[Problem statement]: Repeat each record below exactly, dropping the pictures.

-------- Supplied information

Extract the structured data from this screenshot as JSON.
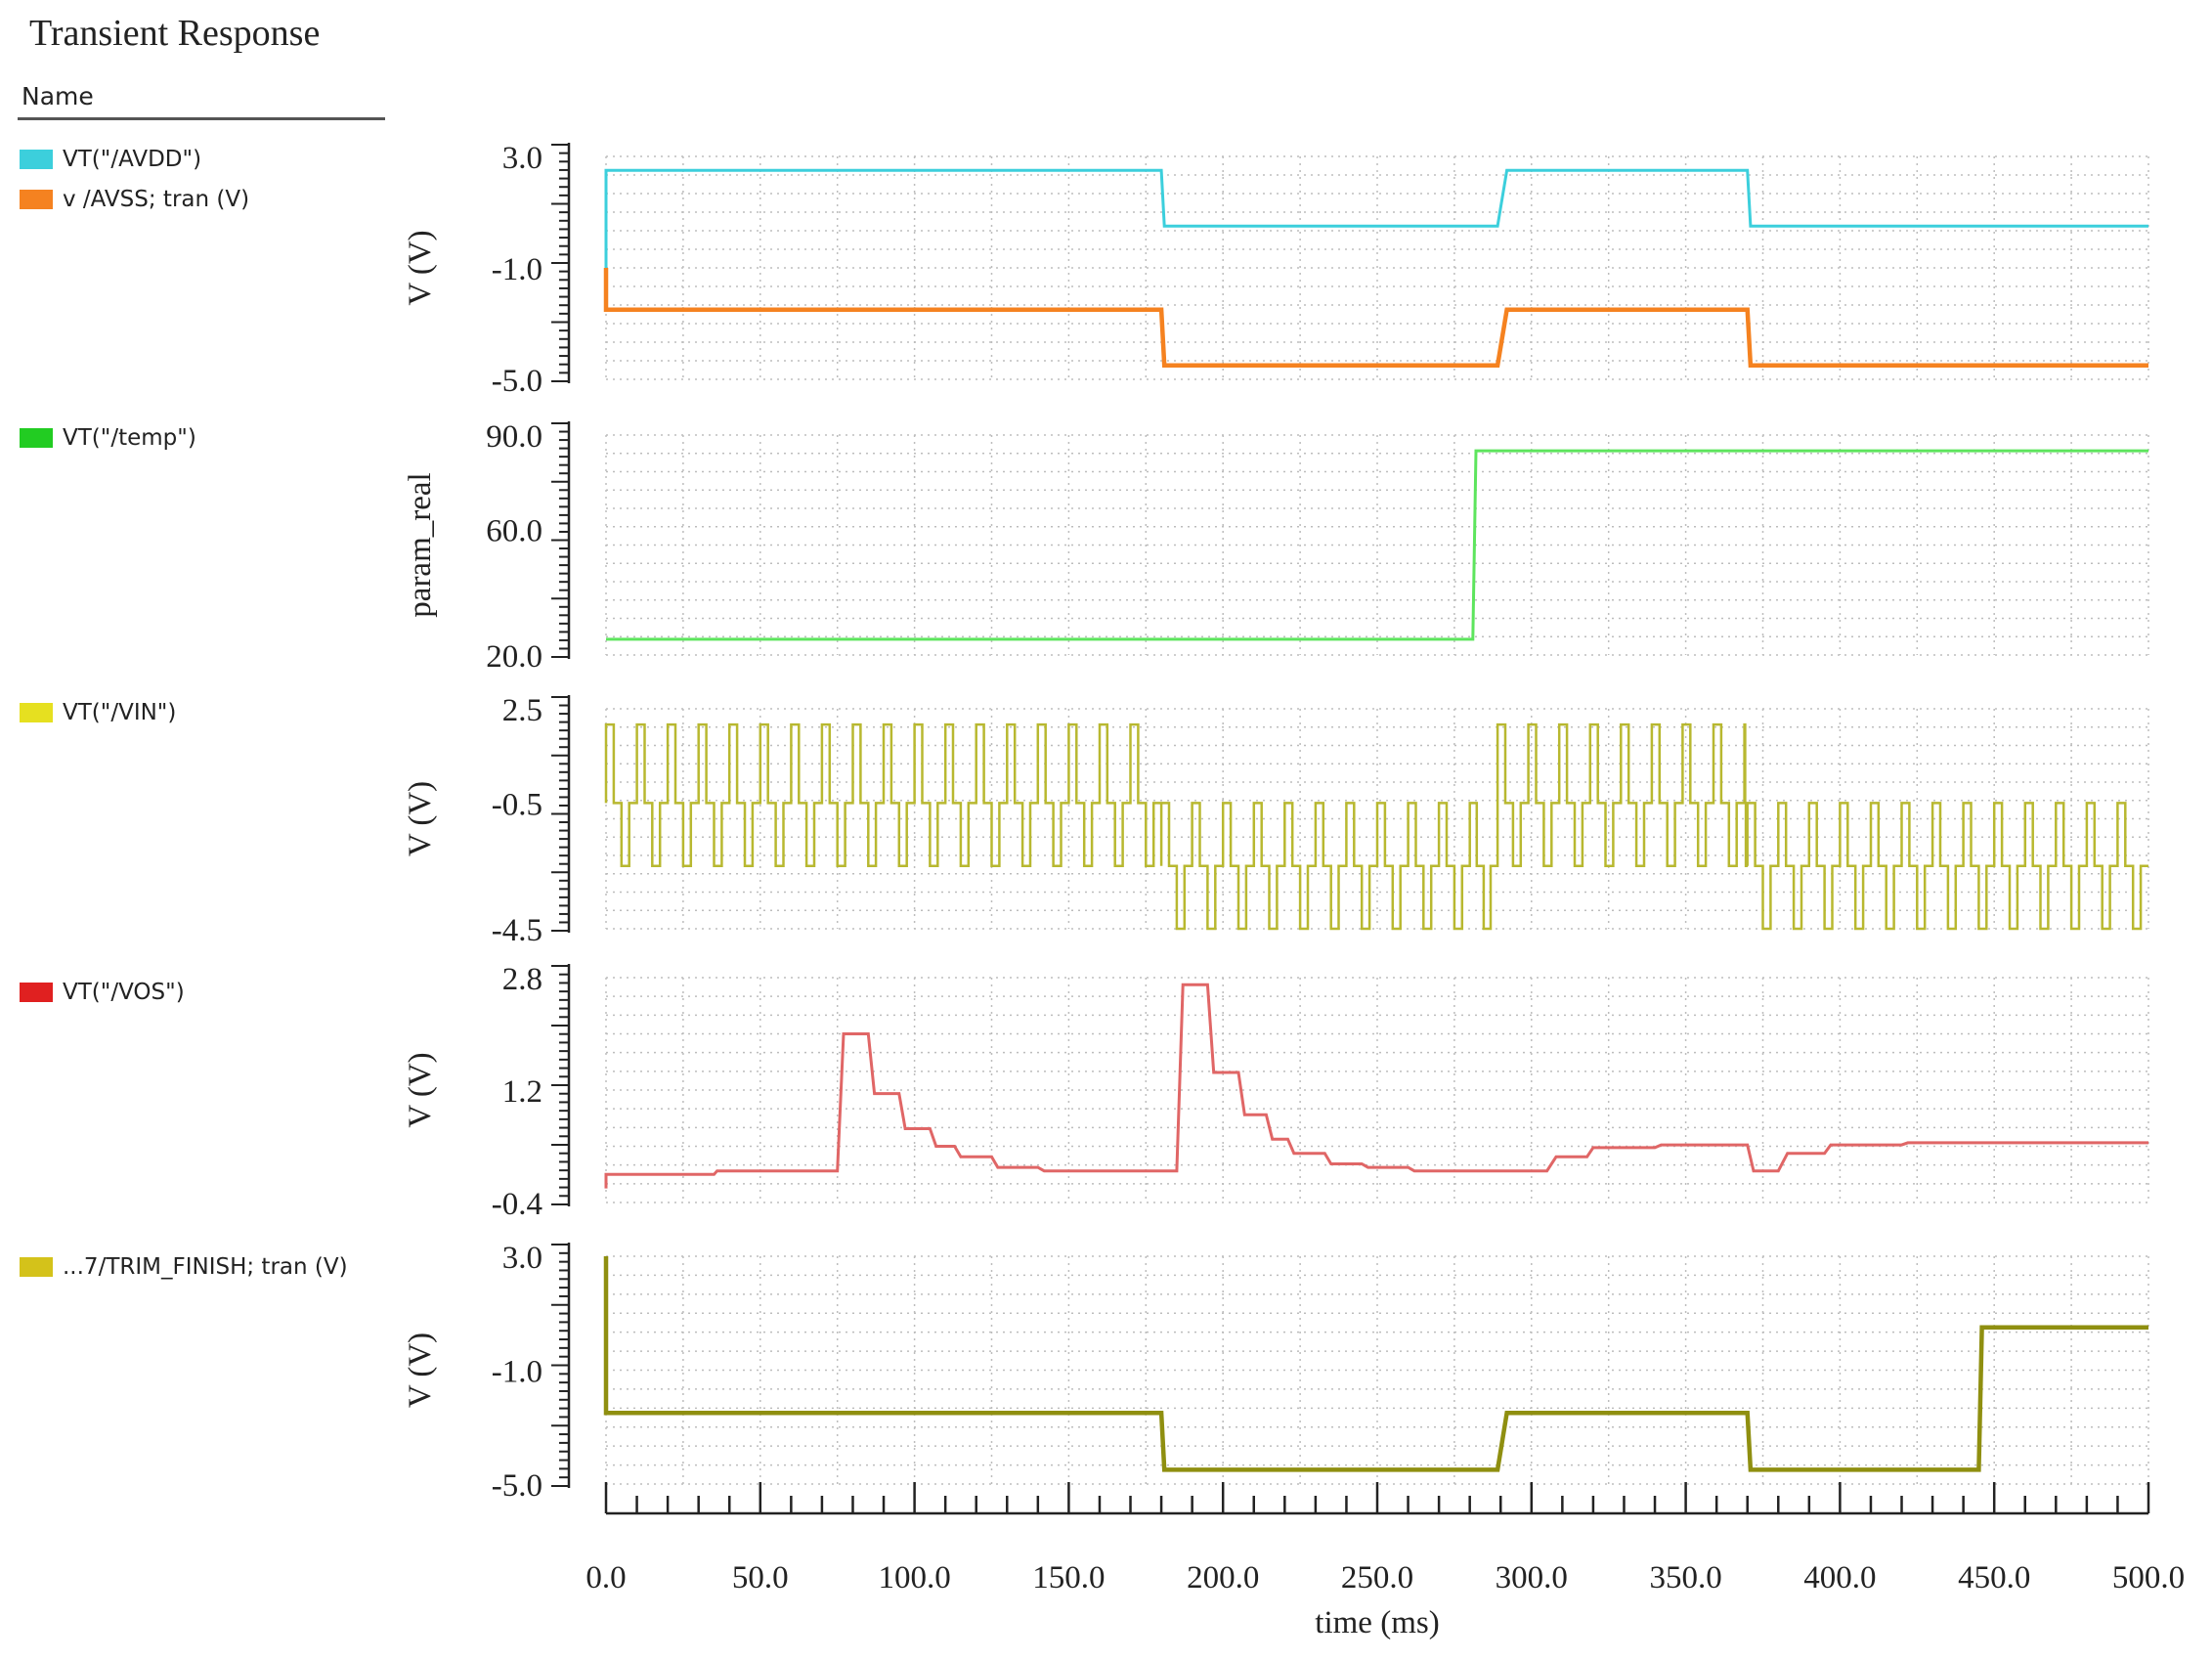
{
  "title": "Transient Response",
  "legend_header": "Name",
  "chart_data": {
    "type": "line",
    "title": "Transient Response",
    "xlabel": "time (ms)",
    "xlim": [
      0,
      500
    ],
    "x_ticks": [
      0,
      50,
      100,
      150,
      200,
      250,
      300,
      350,
      400,
      450,
      500
    ],
    "x_tick_labels": [
      "0.0",
      "50.0",
      "100.0",
      "150.0",
      "200.0",
      "250.0",
      "300.0",
      "350.0",
      "400.0",
      "450.0",
      "500.0"
    ],
    "grid": true,
    "panels": [
      {
        "ylabel": "V (V)",
        "ylim": [
          -5.0,
          3.0
        ],
        "y_ticks": [
          3.0,
          -1.0,
          -5.0
        ],
        "y_tick_labels": [
          "3.0",
          "-1.0",
          "-5.0"
        ],
        "series": [
          {
            "name": "VT(\"/AVDD\")",
            "color": "#3ccfdc",
            "points": [
              [
                0,
                -1.0
              ],
              [
                0,
                2.5
              ],
              [
                180,
                2.5
              ],
              [
                181,
                0.5
              ],
              [
                289,
                0.5
              ],
              [
                292,
                2.5
              ],
              [
                370,
                2.5
              ],
              [
                371,
                0.5
              ],
              [
                500,
                0.5
              ]
            ]
          },
          {
            "name": "v /AVSS; tran (V)",
            "color": "#f58220",
            "points": [
              [
                0,
                -1.0
              ],
              [
                0,
                -2.5
              ],
              [
                180,
                -2.5
              ],
              [
                181,
                -4.5
              ],
              [
                289,
                -4.5
              ],
              [
                292,
                -2.5
              ],
              [
                370,
                -2.5
              ],
              [
                371,
                -4.5
              ],
              [
                500,
                -4.5
              ]
            ]
          }
        ]
      },
      {
        "ylabel": "param_real",
        "ylim": [
          20.0,
          90.0
        ],
        "y_ticks": [
          90.0,
          60.0,
          20.0
        ],
        "y_tick_labels": [
          "90.0",
          "60.0",
          "20.0"
        ],
        "series": [
          {
            "name": "VT(\"/temp\")",
            "color": "#5de55d",
            "points": [
              [
                0,
                25
              ],
              [
                281,
                25
              ],
              [
                282,
                85
              ],
              [
                500,
                85
              ]
            ]
          }
        ]
      },
      {
        "ylabel": "V (V)",
        "ylim": [
          -4.5,
          2.5
        ],
        "y_ticks": [
          2.5,
          -0.5,
          -4.5
        ],
        "y_tick_labels": [
          "2.5",
          "-0.5",
          "-4.5"
        ],
        "series": [
          {
            "name": "VT(\"/VIN\")",
            "color": "#b8b830",
            "pattern": "square_wave",
            "period_ms": 10,
            "segments": [
              {
                "from": 0,
                "to": 180,
                "high": 2.0,
                "mid": -0.5,
                "low": -2.5
              },
              {
                "from": 180,
                "to": 289,
                "high": -0.5,
                "mid": -2.5,
                "low": -4.5
              },
              {
                "from": 289,
                "to": 370,
                "high": 2.0,
                "mid": -0.5,
                "low": -2.5
              },
              {
                "from": 370,
                "to": 500,
                "high": -0.5,
                "mid": -2.5,
                "low": -4.5
              }
            ]
          }
        ]
      },
      {
        "ylabel": "V (V)",
        "ylim": [
          -0.4,
          2.8
        ],
        "y_ticks": [
          2.8,
          1.2,
          -0.4
        ],
        "y_tick_labels": [
          "2.8",
          "1.2",
          "-0.4"
        ],
        "series": [
          {
            "name": "VT(\"/VOS\")",
            "color": "#e06666",
            "points": [
              [
                0,
                -0.2
              ],
              [
                0,
                0.0
              ],
              [
                35,
                0.0
              ],
              [
                36,
                0.05
              ],
              [
                75,
                0.05
              ],
              [
                77,
                2.0
              ],
              [
                85,
                2.0
              ],
              [
                87,
                1.15
              ],
              [
                95,
                1.15
              ],
              [
                97,
                0.65
              ],
              [
                105,
                0.65
              ],
              [
                107,
                0.4
              ],
              [
                113,
                0.4
              ],
              [
                115,
                0.25
              ],
              [
                125,
                0.25
              ],
              [
                127,
                0.1
              ],
              [
                140,
                0.1
              ],
              [
                142,
                0.05
              ],
              [
                185,
                0.05
              ],
              [
                187,
                2.7
              ],
              [
                195,
                2.7
              ],
              [
                197,
                1.45
              ],
              [
                205,
                1.45
              ],
              [
                207,
                0.85
              ],
              [
                214,
                0.85
              ],
              [
                216,
                0.5
              ],
              [
                221,
                0.5
              ],
              [
                223,
                0.3
              ],
              [
                233,
                0.3
              ],
              [
                235,
                0.15
              ],
              [
                245,
                0.15
              ],
              [
                247,
                0.1
              ],
              [
                260,
                0.1
              ],
              [
                262,
                0.05
              ],
              [
                305,
                0.05
              ],
              [
                308,
                0.25
              ],
              [
                318,
                0.25
              ],
              [
                320,
                0.38
              ],
              [
                340,
                0.38
              ],
              [
                342,
                0.42
              ],
              [
                370,
                0.42
              ],
              [
                372,
                0.05
              ],
              [
                380,
                0.05
              ],
              [
                383,
                0.3
              ],
              [
                395,
                0.3
              ],
              [
                397,
                0.42
              ],
              [
                420,
                0.42
              ],
              [
                422,
                0.45
              ],
              [
                500,
                0.45
              ]
            ]
          }
        ]
      },
      {
        "ylabel": "V (V)",
        "ylim": [
          -5.0,
          3.0
        ],
        "y_ticks": [
          3.0,
          -1.0,
          -5.0
        ],
        "y_tick_labels": [
          "3.0",
          "-1.0",
          "-5.0"
        ],
        "series": [
          {
            "name": "...7/TRIM_FINISH; tran (V)",
            "color": "#8f8f10",
            "legend_color": "#d4c21a",
            "points": [
              [
                0,
                3.0
              ],
              [
                0,
                -2.5
              ],
              [
                180,
                -2.5
              ],
              [
                181,
                -4.5
              ],
              [
                289,
                -4.5
              ],
              [
                292,
                -2.5
              ],
              [
                370,
                -2.5
              ],
              [
                371,
                -4.5
              ],
              [
                445,
                -4.5
              ],
              [
                446,
                0.5
              ],
              [
                500,
                0.5
              ]
            ]
          }
        ]
      }
    ]
  }
}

----------------

[Correct answer]:
Extract the structured data from this screenshot as JSON.
{
  "title": "Transient Response",
  "legend_header": "Name",
  "chart_data": {
    "type": "line",
    "title": "Transient Response",
    "xlabel": "time (ms)",
    "xlim": [
      0,
      500
    ],
    "x_ticks": [
      0,
      50,
      100,
      150,
      200,
      250,
      300,
      350,
      400,
      450,
      500
    ],
    "x_tick_labels": [
      "0.0",
      "50.0",
      "100.0",
      "150.0",
      "200.0",
      "250.0",
      "300.0",
      "350.0",
      "400.0",
      "450.0",
      "500.0"
    ],
    "grid": true,
    "panels": [
      {
        "ylabel": "V (V)",
        "ylim": [
          -5.0,
          3.0
        ],
        "y_ticks": [
          3.0,
          -1.0,
          -5.0
        ],
        "y_tick_labels": [
          "3.0",
          "-1.0",
          "-5.0"
        ],
        "series": [
          {
            "name": "VT(\"/AVDD\")",
            "color": "#3ccfdc",
            "points": [
              [
                0,
                -1.0
              ],
              [
                0,
                2.5
              ],
              [
                180,
                2.5
              ],
              [
                181,
                0.5
              ],
              [
                289,
                0.5
              ],
              [
                292,
                2.5
              ],
              [
                370,
                2.5
              ],
              [
                371,
                0.5
              ],
              [
                500,
                0.5
              ]
            ]
          },
          {
            "name": "v /AVSS; tran (V)",
            "color": "#f58220",
            "points": [
              [
                0,
                -1.0
              ],
              [
                0,
                -2.5
              ],
              [
                180,
                -2.5
              ],
              [
                181,
                -4.5
              ],
              [
                289,
                -4.5
              ],
              [
                292,
                -2.5
              ],
              [
                370,
                -2.5
              ],
              [
                371,
                -4.5
              ],
              [
                500,
                -4.5
              ]
            ]
          }
        ]
      },
      {
        "ylabel": "param_real",
        "ylim": [
          20.0,
          90.0
        ],
        "y_ticks": [
          90.0,
          60.0,
          20.0
        ],
        "y_tick_labels": [
          "90.0",
          "60.0",
          "20.0"
        ],
        "series": [
          {
            "name": "VT(\"/temp\")",
            "color": "#5de55d",
            "points": [
              [
                0,
                25
              ],
              [
                281,
                25
              ],
              [
                282,
                85
              ],
              [
                500,
                85
              ]
            ]
          }
        ]
      },
      {
        "ylabel": "V (V)",
        "ylim": [
          -4.5,
          2.5
        ],
        "y_ticks": [
          2.5,
          -0.5,
          -4.5
        ],
        "y_tick_labels": [
          "2.5",
          "-0.5",
          "-4.5"
        ],
        "series": [
          {
            "name": "VT(\"/VIN\")",
            "color": "#b8b830",
            "pattern": "square_wave",
            "period_ms": 10,
            "segments": [
              {
                "from": 0,
                "to": 180,
                "high": 2.0,
                "mid": -0.5,
                "low": -2.5
              },
              {
                "from": 180,
                "to": 289,
                "high": -0.5,
                "mid": -2.5,
                "low": -4.5
              },
              {
                "from": 289,
                "to": 370,
                "high": 2.0,
                "mid": -0.5,
                "low": -2.5
              },
              {
                "from": 370,
                "to": 500,
                "high": -0.5,
                "mid": -2.5,
                "low": -4.5
              }
            ]
          }
        ]
      },
      {
        "ylabel": "V (V)",
        "ylim": [
          -0.4,
          2.8
        ],
        "y_ticks": [
          2.8,
          1.2,
          -0.4
        ],
        "y_tick_labels": [
          "2.8",
          "1.2",
          "-0.4"
        ],
        "series": [
          {
            "name": "VT(\"/VOS\")",
            "color": "#e06666",
            "points": [
              [
                0,
                -0.2
              ],
              [
                0,
                0.0
              ],
              [
                35,
                0.0
              ],
              [
                36,
                0.05
              ],
              [
                75,
                0.05
              ],
              [
                77,
                2.0
              ],
              [
                85,
                2.0
              ],
              [
                87,
                1.15
              ],
              [
                95,
                1.15
              ],
              [
                97,
                0.65
              ],
              [
                105,
                0.65
              ],
              [
                107,
                0.4
              ],
              [
                113,
                0.4
              ],
              [
                115,
                0.25
              ],
              [
                125,
                0.25
              ],
              [
                127,
                0.1
              ],
              [
                140,
                0.1
              ],
              [
                142,
                0.05
              ],
              [
                185,
                0.05
              ],
              [
                187,
                2.7
              ],
              [
                195,
                2.7
              ],
              [
                197,
                1.45
              ],
              [
                205,
                1.45
              ],
              [
                207,
                0.85
              ],
              [
                214,
                0.85
              ],
              [
                216,
                0.5
              ],
              [
                221,
                0.5
              ],
              [
                223,
                0.3
              ],
              [
                233,
                0.3
              ],
              [
                235,
                0.15
              ],
              [
                245,
                0.15
              ],
              [
                247,
                0.1
              ],
              [
                260,
                0.1
              ],
              [
                262,
                0.05
              ],
              [
                305,
                0.05
              ],
              [
                308,
                0.25
              ],
              [
                318,
                0.25
              ],
              [
                320,
                0.38
              ],
              [
                340,
                0.38
              ],
              [
                342,
                0.42
              ],
              [
                370,
                0.42
              ],
              [
                372,
                0.05
              ],
              [
                380,
                0.05
              ],
              [
                383,
                0.3
              ],
              [
                395,
                0.3
              ],
              [
                397,
                0.42
              ],
              [
                420,
                0.42
              ],
              [
                422,
                0.45
              ],
              [
                500,
                0.45
              ]
            ]
          }
        ]
      },
      {
        "ylabel": "V (V)",
        "ylim": [
          -5.0,
          3.0
        ],
        "y_ticks": [
          3.0,
          -1.0,
          -5.0
        ],
        "y_tick_labels": [
          "3.0",
          "-1.0",
          "-5.0"
        ],
        "series": [
          {
            "name": "...7/TRIM_FINISH; tran (V)",
            "color": "#8f8f10",
            "legend_color": "#d4c21a",
            "points": [
              [
                0,
                3.0
              ],
              [
                0,
                -2.5
              ],
              [
                180,
                -2.5
              ],
              [
                181,
                -4.5
              ],
              [
                289,
                -4.5
              ],
              [
                292,
                -2.5
              ],
              [
                370,
                -2.5
              ],
              [
                371,
                -4.5
              ],
              [
                445,
                -4.5
              ],
              [
                446,
                0.5
              ],
              [
                500,
                0.5
              ]
            ]
          }
        ]
      }
    ]
  }
}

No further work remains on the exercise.